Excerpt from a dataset

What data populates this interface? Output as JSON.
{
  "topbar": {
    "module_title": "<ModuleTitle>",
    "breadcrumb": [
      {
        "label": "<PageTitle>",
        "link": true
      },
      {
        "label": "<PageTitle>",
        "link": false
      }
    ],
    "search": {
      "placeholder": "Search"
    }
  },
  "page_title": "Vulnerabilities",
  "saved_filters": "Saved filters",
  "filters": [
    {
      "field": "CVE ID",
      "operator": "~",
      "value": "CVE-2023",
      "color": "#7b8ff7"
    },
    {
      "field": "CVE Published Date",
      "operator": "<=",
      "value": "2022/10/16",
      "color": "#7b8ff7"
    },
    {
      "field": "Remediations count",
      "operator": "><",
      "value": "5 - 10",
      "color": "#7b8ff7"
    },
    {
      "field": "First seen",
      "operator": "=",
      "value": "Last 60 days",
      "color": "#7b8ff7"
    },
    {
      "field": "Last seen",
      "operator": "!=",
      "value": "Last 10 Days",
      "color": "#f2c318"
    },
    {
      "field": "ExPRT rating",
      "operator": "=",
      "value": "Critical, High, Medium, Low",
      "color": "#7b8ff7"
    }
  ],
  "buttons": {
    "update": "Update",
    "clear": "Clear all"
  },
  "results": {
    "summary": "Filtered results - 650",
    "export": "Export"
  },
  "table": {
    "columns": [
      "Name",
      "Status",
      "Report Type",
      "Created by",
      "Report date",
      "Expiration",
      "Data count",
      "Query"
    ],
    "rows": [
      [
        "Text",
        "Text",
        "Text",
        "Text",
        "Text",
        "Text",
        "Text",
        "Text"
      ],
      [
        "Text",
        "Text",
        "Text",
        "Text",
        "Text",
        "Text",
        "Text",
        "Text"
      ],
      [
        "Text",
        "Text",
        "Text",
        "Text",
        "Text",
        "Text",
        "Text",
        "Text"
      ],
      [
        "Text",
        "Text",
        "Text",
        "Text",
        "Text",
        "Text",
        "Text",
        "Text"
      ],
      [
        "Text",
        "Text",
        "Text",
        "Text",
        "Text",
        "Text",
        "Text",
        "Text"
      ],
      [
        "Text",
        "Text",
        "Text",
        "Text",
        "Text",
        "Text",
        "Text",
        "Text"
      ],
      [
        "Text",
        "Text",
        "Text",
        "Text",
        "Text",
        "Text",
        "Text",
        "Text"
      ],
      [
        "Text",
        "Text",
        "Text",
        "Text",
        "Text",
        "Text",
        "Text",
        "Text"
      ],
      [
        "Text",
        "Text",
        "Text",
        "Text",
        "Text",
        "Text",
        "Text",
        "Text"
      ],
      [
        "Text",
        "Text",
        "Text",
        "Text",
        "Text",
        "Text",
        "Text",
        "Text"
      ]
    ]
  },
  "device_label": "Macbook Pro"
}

*TASK GOAL*.
Search the preceding listing for the word "field" and pull out every line that holds it.

*WRITTEN SOLUTION*.
      "field": "CVE ID",
      "field": "CVE Published Date",
      "field": "Remediations count",
      "field": "First seen",
      "field": "Last seen",
      "field": "ExPRT rating",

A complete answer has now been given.